Exercise task: Filter these entries, keeping only lines that hold the word "Last".

Entries shown:

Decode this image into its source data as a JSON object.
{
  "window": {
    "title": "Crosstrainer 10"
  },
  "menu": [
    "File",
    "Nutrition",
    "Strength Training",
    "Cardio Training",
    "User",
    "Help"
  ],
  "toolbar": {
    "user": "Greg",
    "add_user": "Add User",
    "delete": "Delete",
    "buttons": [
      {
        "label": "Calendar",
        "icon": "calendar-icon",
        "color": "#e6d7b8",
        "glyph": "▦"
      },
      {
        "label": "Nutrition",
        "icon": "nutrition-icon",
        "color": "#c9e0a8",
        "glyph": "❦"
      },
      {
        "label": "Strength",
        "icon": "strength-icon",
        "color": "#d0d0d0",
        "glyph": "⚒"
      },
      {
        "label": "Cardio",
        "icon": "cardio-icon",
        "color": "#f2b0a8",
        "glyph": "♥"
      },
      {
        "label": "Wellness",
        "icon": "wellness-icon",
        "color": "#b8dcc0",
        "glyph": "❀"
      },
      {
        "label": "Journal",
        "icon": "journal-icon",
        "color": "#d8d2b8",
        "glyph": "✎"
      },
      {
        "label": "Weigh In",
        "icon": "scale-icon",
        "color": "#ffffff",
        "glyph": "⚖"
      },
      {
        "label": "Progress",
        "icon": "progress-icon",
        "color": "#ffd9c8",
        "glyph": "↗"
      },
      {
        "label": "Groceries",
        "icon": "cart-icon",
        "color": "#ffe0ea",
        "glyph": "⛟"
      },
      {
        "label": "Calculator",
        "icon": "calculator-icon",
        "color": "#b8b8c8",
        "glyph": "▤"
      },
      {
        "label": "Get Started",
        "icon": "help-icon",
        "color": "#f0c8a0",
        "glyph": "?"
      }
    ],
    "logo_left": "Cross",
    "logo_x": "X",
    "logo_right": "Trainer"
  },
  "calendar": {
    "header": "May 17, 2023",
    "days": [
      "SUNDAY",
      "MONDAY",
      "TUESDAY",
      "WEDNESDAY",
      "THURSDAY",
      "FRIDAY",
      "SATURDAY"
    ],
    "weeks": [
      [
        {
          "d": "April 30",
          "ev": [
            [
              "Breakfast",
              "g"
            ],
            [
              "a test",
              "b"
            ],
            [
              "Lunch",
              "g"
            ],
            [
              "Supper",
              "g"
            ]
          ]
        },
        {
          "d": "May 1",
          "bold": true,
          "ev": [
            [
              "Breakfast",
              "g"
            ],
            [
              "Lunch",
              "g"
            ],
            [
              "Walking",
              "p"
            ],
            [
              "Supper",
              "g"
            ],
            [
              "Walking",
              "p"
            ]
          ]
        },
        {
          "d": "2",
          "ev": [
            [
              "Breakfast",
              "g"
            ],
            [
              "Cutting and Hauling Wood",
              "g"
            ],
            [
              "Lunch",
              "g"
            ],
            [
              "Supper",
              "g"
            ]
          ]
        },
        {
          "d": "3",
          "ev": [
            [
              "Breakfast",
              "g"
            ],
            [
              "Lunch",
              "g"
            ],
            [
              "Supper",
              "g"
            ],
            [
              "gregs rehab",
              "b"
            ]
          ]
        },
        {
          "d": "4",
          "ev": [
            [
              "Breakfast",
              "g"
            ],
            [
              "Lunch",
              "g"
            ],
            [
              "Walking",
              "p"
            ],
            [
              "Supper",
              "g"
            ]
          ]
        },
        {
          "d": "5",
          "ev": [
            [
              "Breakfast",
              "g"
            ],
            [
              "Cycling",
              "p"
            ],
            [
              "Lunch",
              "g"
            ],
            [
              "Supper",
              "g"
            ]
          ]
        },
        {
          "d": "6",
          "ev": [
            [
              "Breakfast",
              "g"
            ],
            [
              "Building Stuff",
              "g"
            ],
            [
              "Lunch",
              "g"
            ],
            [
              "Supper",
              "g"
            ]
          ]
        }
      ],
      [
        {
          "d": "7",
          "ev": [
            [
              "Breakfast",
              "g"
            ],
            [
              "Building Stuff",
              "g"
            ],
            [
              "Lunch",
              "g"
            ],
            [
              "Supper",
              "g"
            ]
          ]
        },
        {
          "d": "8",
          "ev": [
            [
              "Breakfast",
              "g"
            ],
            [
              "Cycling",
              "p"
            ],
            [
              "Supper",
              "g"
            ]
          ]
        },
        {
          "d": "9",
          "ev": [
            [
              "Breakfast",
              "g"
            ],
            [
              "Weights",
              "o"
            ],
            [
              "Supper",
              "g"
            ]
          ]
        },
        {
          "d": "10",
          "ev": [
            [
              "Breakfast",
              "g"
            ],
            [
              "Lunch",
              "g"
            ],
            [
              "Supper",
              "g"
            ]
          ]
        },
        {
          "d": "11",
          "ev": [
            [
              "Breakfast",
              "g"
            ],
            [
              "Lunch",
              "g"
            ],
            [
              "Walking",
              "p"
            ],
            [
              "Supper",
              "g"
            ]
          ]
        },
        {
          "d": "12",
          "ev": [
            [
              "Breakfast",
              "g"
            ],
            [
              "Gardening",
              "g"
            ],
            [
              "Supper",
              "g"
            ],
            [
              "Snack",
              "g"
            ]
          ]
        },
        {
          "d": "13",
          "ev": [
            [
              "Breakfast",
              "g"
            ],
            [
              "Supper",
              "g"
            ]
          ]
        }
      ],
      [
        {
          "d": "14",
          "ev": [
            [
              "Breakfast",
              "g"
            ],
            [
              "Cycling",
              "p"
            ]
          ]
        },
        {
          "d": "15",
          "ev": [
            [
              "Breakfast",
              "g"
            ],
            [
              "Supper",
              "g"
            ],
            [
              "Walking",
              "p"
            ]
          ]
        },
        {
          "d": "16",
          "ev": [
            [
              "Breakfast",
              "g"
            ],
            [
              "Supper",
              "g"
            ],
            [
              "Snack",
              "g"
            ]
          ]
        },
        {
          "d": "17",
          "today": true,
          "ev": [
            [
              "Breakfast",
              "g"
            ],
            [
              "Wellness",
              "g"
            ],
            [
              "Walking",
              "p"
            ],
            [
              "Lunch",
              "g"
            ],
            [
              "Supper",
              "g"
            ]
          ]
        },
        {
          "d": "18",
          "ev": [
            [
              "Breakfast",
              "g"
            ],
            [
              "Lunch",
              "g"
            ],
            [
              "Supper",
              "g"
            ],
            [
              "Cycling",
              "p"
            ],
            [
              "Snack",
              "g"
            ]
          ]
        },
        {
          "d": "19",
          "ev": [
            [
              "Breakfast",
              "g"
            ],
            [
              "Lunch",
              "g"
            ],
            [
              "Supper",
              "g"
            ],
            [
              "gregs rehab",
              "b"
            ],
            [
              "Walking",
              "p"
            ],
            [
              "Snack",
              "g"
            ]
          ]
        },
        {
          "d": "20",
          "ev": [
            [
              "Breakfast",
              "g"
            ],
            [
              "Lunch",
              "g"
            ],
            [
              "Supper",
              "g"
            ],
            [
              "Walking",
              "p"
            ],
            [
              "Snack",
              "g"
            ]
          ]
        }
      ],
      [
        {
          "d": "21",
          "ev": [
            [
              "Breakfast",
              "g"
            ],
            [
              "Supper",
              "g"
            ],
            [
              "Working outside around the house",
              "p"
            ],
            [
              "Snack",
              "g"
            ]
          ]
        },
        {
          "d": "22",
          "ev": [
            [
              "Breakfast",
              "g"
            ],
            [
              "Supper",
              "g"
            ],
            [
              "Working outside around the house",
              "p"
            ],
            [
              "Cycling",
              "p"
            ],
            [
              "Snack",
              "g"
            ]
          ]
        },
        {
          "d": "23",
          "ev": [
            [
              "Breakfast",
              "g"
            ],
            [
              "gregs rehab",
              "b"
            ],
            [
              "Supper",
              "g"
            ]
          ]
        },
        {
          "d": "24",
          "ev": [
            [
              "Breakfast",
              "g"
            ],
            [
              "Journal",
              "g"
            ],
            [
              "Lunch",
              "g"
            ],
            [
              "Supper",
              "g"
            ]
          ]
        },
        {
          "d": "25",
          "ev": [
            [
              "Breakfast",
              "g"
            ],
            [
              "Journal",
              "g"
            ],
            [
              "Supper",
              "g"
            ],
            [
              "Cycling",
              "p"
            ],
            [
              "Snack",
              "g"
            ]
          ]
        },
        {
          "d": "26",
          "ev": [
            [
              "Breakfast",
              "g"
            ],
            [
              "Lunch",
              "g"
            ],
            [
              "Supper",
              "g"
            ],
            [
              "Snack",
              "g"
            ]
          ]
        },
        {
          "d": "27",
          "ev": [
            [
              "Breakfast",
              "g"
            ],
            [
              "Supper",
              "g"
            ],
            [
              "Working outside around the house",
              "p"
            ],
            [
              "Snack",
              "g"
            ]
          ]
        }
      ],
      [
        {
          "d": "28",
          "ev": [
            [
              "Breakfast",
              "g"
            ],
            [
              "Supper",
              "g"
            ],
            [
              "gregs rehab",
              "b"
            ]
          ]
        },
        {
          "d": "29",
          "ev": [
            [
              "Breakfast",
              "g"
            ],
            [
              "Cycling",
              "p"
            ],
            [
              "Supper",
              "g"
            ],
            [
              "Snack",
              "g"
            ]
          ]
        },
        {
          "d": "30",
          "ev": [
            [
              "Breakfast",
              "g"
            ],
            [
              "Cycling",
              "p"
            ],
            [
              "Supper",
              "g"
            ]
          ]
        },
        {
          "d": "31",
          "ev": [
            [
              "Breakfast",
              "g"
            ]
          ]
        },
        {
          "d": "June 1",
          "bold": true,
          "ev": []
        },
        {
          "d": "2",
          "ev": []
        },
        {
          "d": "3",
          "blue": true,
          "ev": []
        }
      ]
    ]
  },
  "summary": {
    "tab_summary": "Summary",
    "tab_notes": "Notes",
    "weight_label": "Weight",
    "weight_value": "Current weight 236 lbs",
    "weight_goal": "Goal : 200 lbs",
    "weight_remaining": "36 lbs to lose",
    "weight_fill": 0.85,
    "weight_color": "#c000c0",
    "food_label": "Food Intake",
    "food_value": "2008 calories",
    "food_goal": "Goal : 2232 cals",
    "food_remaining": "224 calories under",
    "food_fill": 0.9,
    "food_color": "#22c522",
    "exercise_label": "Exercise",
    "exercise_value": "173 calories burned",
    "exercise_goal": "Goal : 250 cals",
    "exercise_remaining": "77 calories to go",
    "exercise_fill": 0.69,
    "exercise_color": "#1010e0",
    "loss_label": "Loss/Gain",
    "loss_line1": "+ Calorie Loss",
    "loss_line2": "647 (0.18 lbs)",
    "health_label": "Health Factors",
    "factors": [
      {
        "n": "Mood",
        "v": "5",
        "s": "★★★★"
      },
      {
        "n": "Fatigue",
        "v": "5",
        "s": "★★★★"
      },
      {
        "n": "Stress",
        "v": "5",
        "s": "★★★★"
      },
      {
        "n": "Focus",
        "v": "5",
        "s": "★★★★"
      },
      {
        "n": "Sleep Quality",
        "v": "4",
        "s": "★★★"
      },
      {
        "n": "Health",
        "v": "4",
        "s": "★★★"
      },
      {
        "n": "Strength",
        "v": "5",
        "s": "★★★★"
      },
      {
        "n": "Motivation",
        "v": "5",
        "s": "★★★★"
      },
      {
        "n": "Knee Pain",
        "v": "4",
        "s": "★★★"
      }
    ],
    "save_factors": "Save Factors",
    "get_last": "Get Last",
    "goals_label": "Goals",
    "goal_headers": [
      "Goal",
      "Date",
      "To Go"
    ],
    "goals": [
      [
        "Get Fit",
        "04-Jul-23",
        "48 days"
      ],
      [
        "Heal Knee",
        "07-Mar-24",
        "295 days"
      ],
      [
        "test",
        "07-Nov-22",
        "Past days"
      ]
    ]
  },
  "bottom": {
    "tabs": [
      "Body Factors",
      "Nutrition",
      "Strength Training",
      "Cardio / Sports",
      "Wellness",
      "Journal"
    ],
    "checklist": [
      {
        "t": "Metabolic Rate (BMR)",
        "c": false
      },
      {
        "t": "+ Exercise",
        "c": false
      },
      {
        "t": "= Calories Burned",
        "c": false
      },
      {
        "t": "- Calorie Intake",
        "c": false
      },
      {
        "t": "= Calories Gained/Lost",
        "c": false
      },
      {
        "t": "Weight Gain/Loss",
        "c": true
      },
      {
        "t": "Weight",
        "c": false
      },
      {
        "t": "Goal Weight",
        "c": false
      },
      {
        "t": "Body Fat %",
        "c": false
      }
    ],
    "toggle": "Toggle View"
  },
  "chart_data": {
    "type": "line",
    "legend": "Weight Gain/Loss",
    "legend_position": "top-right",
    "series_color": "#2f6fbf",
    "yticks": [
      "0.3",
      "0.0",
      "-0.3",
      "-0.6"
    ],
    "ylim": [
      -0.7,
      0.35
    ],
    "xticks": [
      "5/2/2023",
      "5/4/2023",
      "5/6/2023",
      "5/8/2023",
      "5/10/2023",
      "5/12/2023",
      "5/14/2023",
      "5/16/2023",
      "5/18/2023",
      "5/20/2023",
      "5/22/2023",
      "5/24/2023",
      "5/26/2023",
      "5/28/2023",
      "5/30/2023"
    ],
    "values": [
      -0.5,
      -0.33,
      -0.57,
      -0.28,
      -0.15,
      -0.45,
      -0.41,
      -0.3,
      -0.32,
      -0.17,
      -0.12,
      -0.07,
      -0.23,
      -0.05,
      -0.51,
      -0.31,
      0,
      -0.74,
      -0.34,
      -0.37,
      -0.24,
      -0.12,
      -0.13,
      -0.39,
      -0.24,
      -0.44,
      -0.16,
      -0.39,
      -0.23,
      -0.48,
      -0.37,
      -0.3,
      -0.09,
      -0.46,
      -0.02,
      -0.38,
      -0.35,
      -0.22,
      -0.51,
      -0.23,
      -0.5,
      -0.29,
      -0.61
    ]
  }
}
* * *
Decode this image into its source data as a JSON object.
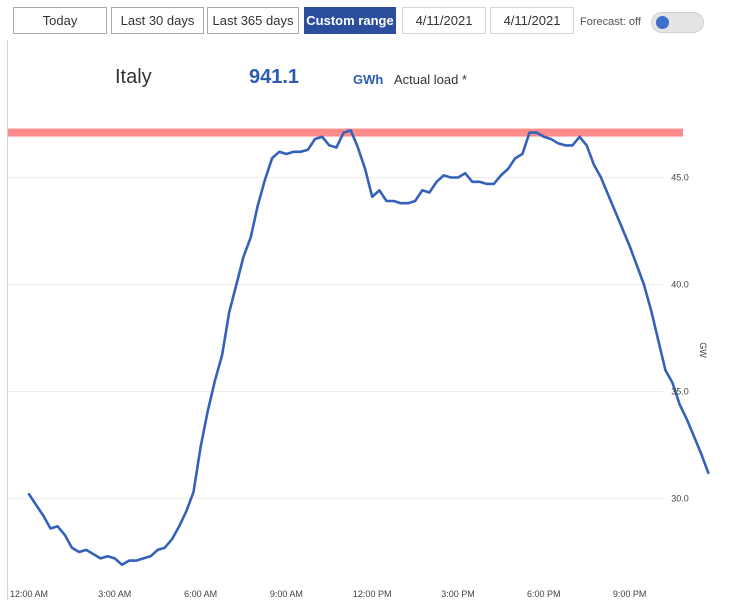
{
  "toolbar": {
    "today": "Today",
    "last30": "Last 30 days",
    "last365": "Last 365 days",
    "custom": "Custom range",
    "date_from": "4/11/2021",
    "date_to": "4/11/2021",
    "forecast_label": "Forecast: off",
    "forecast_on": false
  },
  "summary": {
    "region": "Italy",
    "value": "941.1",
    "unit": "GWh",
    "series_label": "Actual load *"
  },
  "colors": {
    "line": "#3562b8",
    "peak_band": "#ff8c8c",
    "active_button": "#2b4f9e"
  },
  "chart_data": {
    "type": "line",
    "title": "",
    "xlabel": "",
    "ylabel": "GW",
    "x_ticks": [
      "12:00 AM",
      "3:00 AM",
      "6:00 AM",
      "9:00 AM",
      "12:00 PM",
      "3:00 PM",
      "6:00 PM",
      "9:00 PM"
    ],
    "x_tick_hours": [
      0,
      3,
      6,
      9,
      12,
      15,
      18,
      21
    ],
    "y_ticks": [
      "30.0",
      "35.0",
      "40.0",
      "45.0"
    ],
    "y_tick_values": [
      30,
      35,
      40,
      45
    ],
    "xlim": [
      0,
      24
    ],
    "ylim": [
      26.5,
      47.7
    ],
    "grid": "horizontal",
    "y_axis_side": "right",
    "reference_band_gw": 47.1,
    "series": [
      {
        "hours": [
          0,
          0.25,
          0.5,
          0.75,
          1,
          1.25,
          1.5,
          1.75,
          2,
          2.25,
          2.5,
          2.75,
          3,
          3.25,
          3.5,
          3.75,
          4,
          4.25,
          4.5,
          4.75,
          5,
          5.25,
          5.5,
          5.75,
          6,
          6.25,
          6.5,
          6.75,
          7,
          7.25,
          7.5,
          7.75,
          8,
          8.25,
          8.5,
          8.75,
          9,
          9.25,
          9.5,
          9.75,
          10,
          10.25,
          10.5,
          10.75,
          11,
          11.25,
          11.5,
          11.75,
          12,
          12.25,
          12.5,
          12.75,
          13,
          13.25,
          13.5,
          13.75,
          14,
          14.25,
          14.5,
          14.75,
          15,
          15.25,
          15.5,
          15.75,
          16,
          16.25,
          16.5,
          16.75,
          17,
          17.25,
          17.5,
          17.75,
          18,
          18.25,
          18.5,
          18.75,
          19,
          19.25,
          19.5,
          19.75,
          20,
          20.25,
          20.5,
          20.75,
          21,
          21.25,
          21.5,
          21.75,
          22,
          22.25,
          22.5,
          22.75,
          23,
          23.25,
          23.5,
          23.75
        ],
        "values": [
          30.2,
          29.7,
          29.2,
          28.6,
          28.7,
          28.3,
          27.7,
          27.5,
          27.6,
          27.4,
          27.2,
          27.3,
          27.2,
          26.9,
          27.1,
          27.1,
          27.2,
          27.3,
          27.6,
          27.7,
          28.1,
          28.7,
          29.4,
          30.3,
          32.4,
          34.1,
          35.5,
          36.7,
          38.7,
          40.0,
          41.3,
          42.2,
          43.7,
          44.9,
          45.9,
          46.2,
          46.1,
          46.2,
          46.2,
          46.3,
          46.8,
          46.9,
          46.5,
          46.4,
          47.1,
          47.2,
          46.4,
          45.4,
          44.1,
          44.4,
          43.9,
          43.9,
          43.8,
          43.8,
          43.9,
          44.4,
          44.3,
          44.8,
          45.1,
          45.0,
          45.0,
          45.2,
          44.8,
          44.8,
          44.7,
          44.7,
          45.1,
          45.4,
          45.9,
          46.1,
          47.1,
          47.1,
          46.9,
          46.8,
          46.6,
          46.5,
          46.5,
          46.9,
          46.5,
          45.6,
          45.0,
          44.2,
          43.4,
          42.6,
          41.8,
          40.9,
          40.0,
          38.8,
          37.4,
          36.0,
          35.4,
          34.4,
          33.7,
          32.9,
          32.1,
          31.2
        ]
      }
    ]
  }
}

Result of this exercise:
    "get_last": "Get Last",
    "last30": "Last 30 days",
    "last365": "Last 365 days",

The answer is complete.